* _Required work_
Pick every line with "corner" from the material below.

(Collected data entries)

○ ○ ○ ○ ○ ○ ○

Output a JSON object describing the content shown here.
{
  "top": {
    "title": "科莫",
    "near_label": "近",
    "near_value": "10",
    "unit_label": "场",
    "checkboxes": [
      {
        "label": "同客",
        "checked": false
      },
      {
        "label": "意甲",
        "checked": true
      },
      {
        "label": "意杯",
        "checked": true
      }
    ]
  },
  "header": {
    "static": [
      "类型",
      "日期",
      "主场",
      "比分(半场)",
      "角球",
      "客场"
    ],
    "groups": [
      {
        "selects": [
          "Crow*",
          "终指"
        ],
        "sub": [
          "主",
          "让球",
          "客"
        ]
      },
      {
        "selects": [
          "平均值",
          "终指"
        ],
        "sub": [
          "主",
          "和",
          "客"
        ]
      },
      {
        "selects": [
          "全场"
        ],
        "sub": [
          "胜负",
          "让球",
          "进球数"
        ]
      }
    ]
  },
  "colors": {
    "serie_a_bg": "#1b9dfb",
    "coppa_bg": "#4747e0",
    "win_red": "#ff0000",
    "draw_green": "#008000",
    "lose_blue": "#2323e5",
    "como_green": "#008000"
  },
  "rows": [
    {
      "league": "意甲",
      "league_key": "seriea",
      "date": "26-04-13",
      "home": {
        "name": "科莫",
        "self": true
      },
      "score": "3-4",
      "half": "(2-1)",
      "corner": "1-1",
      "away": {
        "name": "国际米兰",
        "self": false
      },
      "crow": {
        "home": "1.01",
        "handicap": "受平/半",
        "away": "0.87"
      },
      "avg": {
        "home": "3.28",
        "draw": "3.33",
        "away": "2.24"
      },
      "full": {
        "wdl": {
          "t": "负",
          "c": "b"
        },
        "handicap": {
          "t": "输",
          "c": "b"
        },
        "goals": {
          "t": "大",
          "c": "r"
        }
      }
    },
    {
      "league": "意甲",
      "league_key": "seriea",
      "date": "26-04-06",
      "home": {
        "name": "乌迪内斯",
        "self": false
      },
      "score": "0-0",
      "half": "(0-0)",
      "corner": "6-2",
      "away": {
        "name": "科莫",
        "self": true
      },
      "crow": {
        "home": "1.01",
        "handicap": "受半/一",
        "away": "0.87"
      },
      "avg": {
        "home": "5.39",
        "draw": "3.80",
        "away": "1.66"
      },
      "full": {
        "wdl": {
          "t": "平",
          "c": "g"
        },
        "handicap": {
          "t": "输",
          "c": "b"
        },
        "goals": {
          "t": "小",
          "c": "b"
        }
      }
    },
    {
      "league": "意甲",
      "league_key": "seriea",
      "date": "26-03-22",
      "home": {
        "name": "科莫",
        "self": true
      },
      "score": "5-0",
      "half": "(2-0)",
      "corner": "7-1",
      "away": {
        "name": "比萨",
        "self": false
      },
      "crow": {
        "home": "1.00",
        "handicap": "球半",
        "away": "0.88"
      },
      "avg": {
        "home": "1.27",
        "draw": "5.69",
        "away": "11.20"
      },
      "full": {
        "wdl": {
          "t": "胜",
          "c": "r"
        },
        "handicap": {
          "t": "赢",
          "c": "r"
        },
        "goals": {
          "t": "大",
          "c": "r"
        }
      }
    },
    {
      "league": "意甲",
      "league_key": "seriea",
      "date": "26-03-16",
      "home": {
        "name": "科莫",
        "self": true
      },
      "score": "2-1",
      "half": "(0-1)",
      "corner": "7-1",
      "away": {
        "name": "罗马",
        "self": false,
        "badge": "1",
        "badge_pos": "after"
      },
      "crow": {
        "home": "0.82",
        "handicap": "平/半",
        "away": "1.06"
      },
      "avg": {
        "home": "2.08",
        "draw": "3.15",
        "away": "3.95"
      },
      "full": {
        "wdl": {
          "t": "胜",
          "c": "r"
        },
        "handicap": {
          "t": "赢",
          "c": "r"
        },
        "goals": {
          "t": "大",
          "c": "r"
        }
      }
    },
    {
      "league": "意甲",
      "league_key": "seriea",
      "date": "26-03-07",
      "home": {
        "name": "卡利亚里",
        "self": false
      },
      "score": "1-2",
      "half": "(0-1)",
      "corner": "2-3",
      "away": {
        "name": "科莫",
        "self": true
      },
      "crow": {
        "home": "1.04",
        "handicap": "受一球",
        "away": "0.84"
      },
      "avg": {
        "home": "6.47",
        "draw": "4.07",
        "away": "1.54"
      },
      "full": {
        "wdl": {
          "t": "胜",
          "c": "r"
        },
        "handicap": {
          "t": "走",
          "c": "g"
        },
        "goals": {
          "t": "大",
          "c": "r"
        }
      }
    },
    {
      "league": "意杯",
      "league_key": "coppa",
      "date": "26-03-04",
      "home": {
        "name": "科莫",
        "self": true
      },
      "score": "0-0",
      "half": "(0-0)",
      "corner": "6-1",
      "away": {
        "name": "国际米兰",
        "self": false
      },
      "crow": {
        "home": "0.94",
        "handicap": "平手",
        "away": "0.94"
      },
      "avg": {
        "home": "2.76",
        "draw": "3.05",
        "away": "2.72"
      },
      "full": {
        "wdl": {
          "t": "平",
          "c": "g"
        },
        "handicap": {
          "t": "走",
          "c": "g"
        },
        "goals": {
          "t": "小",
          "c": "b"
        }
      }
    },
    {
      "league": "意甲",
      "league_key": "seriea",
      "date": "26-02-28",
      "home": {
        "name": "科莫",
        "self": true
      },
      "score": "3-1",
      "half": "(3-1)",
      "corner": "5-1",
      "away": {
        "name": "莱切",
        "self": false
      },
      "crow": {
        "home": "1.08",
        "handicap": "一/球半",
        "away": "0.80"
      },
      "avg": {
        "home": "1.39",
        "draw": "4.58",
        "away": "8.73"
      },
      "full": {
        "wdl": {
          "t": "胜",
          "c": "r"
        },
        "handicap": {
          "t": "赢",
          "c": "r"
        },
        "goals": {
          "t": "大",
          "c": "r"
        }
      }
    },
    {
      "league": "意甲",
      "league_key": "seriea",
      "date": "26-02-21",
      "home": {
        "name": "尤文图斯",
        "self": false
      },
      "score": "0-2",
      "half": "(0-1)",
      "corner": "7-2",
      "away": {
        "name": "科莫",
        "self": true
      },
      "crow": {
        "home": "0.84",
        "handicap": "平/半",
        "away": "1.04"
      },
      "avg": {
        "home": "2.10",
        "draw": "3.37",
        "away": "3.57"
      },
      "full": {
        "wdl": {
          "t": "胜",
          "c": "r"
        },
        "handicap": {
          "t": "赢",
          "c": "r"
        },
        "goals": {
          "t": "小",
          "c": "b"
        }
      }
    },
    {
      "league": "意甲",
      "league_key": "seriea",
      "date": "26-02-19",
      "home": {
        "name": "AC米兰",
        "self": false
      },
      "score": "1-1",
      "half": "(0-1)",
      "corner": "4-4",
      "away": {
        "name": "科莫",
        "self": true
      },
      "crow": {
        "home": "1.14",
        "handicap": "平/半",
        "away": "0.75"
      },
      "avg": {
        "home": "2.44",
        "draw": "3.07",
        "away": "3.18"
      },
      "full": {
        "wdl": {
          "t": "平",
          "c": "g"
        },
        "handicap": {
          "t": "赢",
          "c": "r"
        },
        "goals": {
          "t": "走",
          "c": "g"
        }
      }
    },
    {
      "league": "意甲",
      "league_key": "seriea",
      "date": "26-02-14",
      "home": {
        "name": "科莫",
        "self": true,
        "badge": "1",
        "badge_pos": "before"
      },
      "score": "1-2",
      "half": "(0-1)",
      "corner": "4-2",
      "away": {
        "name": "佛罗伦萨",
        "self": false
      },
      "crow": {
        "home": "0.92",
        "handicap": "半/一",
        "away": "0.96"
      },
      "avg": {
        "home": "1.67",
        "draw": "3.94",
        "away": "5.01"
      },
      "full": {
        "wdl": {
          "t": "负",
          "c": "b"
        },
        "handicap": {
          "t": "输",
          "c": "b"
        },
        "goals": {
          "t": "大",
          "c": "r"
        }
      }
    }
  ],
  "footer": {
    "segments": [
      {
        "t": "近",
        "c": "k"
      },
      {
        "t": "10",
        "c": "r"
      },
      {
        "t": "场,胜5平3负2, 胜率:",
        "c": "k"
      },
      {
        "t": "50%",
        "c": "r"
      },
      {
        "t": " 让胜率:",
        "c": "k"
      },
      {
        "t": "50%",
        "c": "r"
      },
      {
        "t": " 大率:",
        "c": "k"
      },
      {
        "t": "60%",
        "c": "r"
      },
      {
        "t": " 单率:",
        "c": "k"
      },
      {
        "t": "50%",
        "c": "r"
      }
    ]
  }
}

○ ○ ○ ○ ○ ○ ○

* _Complete response_
      "corner": "1-1",
      "corner": "6-2",
      "corner": "7-1",
      "corner": "7-1",
      "corner": "2-3",
      "corner": "6-1",
      "corner": "5-1",
      "corner": "7-2",
      "corner": "4-4",
      "corner": "4-2",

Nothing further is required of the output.